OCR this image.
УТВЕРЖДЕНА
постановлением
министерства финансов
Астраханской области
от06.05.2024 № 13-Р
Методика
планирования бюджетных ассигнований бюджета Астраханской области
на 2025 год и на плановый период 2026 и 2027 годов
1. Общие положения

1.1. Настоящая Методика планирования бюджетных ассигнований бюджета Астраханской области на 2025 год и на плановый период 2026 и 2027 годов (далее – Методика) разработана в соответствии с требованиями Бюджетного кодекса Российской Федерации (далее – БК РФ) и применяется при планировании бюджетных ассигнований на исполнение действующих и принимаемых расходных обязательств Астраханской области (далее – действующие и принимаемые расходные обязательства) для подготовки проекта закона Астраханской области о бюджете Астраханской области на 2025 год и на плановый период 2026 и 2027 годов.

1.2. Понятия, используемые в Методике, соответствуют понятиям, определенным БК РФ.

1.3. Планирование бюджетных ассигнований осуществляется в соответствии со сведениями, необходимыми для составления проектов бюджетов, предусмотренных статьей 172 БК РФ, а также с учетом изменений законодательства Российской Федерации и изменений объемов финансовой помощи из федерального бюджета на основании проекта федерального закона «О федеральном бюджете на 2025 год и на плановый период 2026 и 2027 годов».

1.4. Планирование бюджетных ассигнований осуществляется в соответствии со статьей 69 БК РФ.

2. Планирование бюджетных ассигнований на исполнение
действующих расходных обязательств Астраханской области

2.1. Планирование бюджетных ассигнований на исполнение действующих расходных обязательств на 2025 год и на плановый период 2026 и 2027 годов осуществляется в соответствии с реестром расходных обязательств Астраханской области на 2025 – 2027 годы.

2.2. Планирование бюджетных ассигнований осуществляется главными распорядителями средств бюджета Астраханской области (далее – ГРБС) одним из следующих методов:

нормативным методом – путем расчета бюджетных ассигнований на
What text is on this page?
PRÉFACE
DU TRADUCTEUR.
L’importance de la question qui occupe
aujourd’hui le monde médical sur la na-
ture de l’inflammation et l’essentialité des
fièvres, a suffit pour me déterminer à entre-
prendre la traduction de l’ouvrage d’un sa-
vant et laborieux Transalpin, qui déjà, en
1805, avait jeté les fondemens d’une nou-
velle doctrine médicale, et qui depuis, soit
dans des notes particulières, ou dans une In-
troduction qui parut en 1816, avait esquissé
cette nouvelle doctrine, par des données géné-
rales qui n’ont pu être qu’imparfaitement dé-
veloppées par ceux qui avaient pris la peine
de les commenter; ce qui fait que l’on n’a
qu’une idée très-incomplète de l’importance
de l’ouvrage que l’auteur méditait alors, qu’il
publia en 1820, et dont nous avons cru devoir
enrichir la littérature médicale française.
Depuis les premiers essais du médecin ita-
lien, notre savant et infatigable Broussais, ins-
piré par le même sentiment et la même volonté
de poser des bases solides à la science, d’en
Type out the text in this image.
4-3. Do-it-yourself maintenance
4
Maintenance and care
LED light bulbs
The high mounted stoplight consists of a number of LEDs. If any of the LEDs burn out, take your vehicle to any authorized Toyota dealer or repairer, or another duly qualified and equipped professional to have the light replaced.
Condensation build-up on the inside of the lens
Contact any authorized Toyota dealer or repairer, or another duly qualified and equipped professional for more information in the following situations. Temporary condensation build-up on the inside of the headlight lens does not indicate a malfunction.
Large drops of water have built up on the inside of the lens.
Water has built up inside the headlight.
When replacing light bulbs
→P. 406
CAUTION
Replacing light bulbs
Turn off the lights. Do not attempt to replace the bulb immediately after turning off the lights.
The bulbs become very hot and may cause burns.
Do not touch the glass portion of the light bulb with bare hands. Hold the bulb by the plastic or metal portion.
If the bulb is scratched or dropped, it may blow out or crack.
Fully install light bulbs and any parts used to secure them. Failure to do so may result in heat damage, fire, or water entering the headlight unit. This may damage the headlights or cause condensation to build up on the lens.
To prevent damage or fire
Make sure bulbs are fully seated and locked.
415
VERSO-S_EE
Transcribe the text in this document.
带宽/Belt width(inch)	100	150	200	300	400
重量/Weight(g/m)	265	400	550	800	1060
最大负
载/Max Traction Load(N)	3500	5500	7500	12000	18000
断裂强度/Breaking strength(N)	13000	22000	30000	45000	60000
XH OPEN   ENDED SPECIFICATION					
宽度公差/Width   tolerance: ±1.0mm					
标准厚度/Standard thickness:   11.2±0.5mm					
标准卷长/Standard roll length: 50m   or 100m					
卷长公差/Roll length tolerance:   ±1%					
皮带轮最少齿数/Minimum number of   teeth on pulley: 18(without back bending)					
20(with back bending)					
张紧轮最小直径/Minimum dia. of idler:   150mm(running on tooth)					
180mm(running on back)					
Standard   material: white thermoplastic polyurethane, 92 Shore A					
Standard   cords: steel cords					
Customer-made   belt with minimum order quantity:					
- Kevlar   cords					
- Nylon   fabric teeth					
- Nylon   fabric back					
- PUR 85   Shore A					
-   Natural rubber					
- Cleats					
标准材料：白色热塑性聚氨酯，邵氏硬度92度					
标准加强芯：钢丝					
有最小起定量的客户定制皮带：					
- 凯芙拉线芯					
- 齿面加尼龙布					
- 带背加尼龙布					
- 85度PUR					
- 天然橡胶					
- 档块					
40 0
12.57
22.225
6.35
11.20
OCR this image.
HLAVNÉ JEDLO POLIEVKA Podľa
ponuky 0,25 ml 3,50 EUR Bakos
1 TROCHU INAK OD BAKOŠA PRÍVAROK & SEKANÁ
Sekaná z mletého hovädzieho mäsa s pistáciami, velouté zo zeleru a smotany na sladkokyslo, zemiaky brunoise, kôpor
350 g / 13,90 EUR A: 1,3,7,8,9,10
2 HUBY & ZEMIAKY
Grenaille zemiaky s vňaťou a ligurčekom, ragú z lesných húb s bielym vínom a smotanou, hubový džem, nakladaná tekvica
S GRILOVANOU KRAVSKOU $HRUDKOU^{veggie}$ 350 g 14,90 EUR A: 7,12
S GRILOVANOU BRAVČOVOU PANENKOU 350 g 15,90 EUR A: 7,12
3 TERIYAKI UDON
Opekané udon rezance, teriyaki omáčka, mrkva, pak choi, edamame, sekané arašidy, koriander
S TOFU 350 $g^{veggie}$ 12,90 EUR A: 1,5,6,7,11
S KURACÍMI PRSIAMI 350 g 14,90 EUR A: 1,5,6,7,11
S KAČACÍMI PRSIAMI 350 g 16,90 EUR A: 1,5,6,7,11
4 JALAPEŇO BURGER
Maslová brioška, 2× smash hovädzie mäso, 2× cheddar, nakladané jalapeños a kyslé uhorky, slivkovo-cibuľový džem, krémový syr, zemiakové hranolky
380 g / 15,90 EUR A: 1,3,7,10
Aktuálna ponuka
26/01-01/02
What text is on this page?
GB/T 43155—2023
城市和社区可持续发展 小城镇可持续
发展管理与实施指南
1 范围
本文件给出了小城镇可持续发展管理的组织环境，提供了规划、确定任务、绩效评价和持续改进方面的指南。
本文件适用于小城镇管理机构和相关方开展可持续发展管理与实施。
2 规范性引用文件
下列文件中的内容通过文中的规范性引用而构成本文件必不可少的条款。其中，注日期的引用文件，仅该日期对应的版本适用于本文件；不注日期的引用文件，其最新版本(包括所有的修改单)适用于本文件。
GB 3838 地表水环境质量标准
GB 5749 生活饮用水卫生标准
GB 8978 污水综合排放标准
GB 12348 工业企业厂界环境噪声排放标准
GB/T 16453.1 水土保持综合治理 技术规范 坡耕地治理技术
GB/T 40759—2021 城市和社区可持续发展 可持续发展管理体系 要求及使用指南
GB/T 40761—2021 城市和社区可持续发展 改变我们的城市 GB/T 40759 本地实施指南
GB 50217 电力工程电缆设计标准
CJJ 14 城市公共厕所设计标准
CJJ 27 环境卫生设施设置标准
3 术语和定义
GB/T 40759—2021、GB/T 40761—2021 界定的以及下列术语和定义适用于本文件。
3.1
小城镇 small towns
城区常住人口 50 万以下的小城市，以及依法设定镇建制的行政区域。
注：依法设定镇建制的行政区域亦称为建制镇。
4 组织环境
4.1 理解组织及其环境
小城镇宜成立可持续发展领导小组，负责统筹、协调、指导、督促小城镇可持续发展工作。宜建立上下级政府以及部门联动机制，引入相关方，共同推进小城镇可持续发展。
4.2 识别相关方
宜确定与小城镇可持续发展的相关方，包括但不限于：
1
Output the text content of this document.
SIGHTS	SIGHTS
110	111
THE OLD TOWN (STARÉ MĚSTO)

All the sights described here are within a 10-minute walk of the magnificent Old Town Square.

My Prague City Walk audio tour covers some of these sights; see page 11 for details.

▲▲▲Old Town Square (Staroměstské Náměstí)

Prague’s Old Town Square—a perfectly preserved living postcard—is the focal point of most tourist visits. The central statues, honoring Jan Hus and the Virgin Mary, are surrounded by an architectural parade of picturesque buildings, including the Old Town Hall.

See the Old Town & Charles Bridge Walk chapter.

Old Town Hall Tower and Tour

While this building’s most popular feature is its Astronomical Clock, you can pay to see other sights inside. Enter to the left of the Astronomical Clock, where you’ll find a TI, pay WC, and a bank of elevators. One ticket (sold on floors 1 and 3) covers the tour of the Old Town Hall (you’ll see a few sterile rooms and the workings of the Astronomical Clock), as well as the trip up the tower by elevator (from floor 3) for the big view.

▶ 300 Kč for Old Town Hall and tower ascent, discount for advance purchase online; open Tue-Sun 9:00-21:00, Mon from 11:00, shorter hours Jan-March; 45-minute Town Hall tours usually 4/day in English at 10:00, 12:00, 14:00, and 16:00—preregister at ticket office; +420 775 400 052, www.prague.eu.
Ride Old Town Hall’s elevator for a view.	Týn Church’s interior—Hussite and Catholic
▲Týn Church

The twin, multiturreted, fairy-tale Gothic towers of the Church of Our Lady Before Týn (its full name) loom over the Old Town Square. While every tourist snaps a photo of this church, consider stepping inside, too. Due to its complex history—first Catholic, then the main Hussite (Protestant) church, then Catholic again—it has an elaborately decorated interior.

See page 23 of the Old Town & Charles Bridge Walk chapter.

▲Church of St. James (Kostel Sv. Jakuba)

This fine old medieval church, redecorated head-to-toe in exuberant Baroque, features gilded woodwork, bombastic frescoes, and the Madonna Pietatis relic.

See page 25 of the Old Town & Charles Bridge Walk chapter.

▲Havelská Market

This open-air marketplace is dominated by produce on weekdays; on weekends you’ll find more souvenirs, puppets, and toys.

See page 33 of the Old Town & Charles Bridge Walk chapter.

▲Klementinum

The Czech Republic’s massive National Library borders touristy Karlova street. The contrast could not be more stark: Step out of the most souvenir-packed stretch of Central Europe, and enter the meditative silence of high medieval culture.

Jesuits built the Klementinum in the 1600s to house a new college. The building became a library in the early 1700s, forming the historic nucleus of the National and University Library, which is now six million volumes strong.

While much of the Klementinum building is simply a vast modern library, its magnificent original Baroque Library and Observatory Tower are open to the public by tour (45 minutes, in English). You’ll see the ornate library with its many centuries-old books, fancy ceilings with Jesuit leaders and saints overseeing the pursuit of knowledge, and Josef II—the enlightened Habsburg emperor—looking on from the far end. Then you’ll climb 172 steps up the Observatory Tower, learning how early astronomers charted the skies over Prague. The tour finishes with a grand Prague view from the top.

Task to complete:
Where a line above contains the string "text", copy that line.

Exercise response:
What text is on this page?
Type out the text in this image.
Transcribe the text in this document.
What text is on this page?
Output the text content of this document.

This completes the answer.